Extracted data entries —

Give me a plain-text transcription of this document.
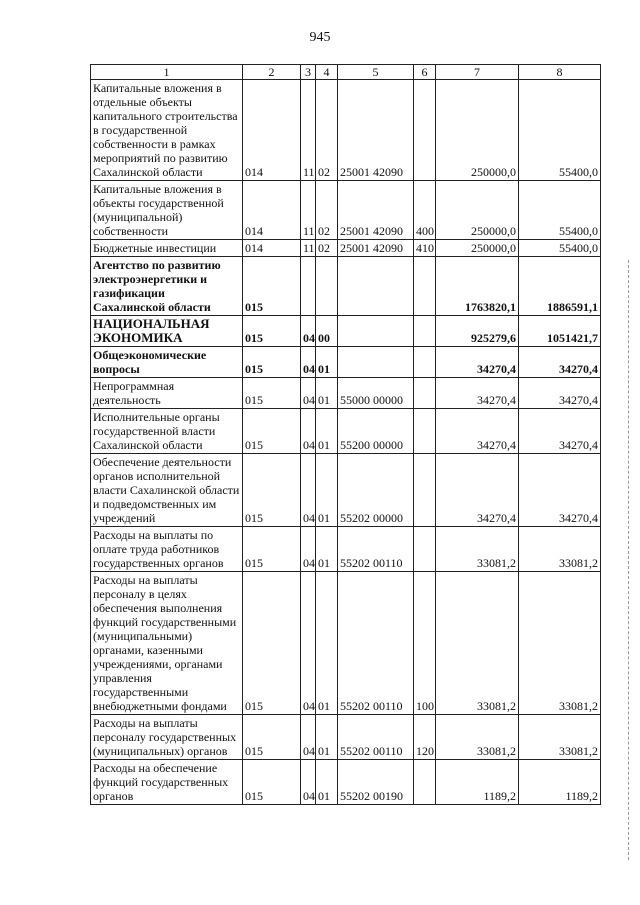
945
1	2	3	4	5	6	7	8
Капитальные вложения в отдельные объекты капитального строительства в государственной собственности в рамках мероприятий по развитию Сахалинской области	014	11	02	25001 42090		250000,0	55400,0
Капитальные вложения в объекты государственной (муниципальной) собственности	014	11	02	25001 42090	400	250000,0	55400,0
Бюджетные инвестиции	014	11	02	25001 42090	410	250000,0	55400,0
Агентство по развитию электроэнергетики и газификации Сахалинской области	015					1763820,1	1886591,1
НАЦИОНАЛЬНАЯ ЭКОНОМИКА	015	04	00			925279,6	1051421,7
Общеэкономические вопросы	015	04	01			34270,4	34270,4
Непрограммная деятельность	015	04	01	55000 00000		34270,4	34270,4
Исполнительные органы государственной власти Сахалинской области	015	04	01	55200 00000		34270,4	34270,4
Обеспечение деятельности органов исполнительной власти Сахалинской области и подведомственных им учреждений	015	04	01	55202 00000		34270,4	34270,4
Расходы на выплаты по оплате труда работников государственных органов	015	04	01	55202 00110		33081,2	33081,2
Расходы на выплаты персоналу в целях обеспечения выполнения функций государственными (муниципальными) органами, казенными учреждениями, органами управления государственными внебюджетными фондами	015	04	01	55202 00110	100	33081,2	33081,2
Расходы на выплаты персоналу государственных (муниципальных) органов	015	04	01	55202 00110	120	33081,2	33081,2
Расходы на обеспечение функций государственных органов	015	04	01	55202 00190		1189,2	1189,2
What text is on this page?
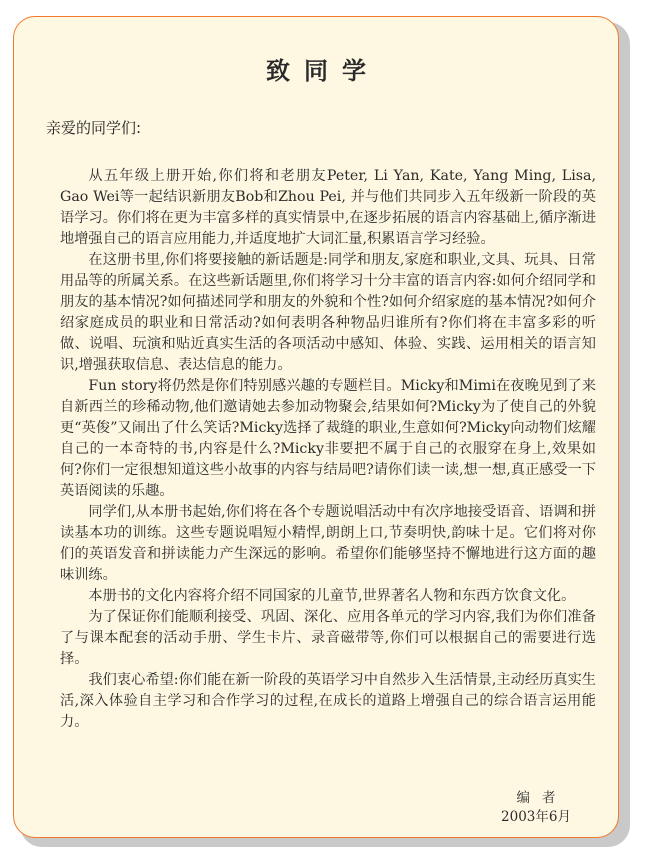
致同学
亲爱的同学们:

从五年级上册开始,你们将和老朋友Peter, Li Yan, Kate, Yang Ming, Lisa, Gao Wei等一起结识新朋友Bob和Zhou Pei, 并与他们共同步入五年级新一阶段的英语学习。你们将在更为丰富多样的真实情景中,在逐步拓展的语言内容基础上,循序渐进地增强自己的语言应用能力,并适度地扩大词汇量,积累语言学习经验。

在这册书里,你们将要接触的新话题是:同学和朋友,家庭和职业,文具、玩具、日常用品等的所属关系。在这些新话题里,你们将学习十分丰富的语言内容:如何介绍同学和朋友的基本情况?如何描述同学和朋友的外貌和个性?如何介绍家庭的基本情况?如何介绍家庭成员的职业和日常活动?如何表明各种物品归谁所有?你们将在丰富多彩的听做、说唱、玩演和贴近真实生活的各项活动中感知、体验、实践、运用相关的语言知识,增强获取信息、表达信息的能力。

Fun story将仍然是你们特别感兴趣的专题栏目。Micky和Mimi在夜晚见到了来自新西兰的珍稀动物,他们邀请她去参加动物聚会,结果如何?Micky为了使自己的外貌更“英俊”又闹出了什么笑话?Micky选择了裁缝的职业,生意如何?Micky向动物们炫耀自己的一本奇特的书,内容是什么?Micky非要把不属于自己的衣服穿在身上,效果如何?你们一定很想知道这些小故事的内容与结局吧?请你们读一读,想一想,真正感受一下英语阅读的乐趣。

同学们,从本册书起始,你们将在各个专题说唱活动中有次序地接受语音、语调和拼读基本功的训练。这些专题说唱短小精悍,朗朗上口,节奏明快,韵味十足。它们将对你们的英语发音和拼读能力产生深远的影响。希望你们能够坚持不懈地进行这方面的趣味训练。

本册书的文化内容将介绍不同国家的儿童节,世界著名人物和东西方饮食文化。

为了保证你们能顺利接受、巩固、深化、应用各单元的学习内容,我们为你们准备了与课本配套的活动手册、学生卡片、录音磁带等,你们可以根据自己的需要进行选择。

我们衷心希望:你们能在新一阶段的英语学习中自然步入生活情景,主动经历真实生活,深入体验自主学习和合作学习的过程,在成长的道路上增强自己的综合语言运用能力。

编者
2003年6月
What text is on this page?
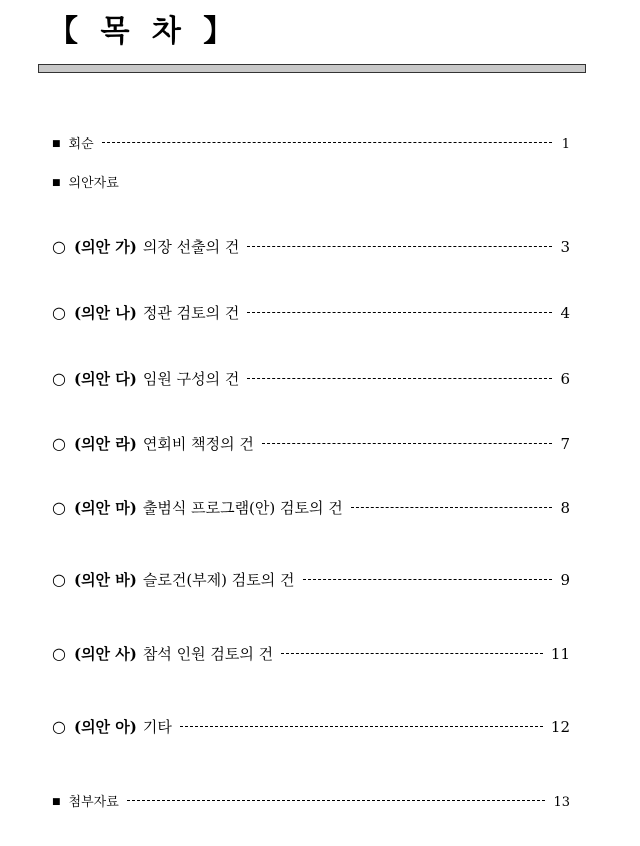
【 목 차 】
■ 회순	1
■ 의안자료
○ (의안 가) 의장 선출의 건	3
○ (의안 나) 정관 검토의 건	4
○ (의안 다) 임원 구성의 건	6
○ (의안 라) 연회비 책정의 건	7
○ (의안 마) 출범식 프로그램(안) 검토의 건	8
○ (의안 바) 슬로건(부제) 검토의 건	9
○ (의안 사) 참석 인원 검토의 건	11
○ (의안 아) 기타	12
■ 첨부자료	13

Prompt —
Copy every line of the listing containing the string "вложения".

Result below —
Капитальные вложения в отдельные объекты капитального строительства в государственной собственности в рамках мероприятий по развитию Сахалинской области	014	11	02	25001 42090		250000,0	55400,0
Капитальные вложения в объекты государственной (муниципальной) собственности	014	11	02	25001 42090	400	250000,0	55400,0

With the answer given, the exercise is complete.